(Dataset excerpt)
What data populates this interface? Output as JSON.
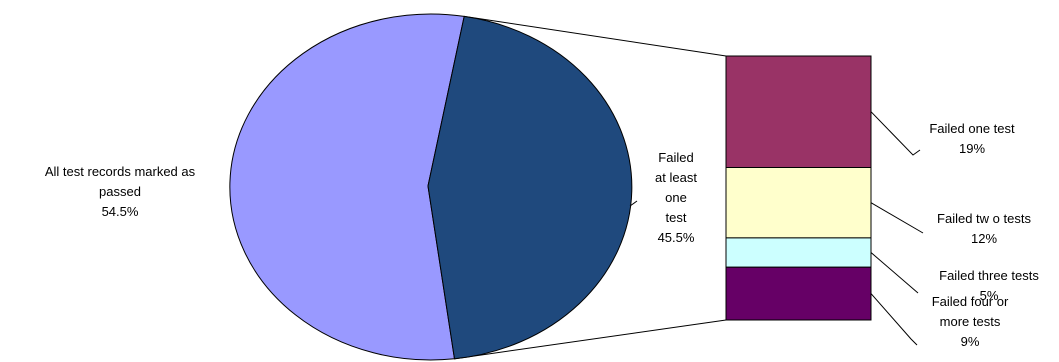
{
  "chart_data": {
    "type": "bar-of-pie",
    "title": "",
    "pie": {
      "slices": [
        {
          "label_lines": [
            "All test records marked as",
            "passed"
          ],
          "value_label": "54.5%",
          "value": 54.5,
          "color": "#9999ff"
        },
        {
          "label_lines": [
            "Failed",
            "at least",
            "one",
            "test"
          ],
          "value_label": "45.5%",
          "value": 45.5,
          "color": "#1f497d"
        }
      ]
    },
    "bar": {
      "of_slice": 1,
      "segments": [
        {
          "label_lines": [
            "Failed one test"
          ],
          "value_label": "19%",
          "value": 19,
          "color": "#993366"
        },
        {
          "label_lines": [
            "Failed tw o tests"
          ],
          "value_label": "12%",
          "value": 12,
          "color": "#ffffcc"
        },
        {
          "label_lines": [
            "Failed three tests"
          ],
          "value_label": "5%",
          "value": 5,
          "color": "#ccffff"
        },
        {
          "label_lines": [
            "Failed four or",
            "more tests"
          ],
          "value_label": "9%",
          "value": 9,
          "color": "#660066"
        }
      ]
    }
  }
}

--

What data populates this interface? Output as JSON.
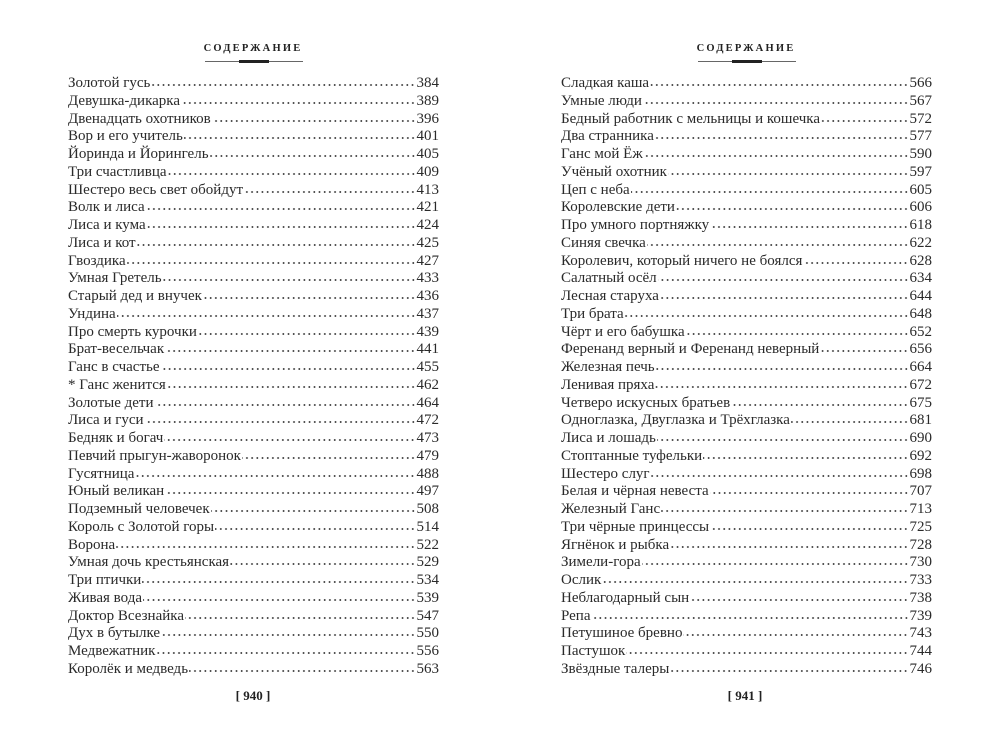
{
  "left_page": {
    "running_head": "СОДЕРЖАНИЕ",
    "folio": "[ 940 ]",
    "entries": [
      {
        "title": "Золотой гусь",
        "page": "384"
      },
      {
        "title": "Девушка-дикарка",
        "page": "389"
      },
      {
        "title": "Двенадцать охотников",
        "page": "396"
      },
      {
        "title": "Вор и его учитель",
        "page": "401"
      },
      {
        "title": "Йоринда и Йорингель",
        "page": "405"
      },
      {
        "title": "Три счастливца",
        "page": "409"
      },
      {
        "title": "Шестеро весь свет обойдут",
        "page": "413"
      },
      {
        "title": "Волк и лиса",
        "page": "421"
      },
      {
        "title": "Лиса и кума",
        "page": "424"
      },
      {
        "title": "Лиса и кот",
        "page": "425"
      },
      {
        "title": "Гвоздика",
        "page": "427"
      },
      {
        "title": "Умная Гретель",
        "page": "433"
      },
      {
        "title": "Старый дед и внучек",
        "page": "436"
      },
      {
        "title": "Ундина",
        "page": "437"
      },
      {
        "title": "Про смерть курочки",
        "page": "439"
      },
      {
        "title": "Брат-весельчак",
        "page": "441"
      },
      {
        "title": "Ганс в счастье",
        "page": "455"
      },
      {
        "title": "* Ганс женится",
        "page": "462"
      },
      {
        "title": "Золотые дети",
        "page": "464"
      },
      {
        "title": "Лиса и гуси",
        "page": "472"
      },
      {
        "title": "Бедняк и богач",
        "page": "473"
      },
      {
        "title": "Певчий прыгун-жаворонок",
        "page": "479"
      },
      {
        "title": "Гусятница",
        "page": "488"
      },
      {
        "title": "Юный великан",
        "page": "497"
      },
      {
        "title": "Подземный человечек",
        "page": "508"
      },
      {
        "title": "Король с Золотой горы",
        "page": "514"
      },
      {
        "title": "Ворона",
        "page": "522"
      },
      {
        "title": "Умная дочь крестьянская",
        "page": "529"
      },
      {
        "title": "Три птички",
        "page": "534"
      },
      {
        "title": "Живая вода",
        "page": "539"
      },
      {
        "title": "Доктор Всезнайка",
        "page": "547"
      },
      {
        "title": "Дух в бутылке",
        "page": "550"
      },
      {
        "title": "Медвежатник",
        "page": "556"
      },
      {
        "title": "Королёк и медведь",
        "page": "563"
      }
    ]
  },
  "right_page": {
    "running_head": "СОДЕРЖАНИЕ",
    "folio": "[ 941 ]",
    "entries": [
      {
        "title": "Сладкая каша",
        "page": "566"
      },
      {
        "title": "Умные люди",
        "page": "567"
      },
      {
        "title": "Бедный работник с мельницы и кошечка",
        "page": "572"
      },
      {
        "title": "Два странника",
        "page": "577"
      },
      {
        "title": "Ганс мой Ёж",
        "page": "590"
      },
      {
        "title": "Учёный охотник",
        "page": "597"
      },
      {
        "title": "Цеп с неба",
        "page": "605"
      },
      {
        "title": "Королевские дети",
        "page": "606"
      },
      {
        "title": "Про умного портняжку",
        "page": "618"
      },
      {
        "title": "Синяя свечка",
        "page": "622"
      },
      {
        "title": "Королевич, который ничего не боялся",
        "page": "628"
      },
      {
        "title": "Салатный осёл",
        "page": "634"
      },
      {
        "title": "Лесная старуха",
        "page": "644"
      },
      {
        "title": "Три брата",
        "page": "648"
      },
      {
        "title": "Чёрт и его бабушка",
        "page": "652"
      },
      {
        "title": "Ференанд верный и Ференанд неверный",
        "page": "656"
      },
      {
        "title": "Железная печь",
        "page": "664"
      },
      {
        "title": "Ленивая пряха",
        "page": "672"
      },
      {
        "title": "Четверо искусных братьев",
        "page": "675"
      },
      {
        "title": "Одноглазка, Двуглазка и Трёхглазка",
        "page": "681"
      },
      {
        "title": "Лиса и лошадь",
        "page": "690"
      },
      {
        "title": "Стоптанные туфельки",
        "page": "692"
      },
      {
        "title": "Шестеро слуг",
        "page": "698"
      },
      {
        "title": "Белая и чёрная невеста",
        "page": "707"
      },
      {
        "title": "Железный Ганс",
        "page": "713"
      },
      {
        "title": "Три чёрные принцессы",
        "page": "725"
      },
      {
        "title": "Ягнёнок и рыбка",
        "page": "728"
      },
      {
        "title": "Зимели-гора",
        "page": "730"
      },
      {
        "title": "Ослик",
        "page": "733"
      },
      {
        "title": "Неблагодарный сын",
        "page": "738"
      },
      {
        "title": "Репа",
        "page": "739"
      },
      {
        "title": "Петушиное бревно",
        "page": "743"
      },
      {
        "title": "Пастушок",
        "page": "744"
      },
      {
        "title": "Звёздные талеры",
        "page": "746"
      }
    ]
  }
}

## WHAT YOU WILL DO
Select all lines in the listing above where the word "Шестеро" appears, and show them.

## THE OUTPUT
        "title": "Шестеро весь свет обойдут",
        "title": "Шестеро слуг",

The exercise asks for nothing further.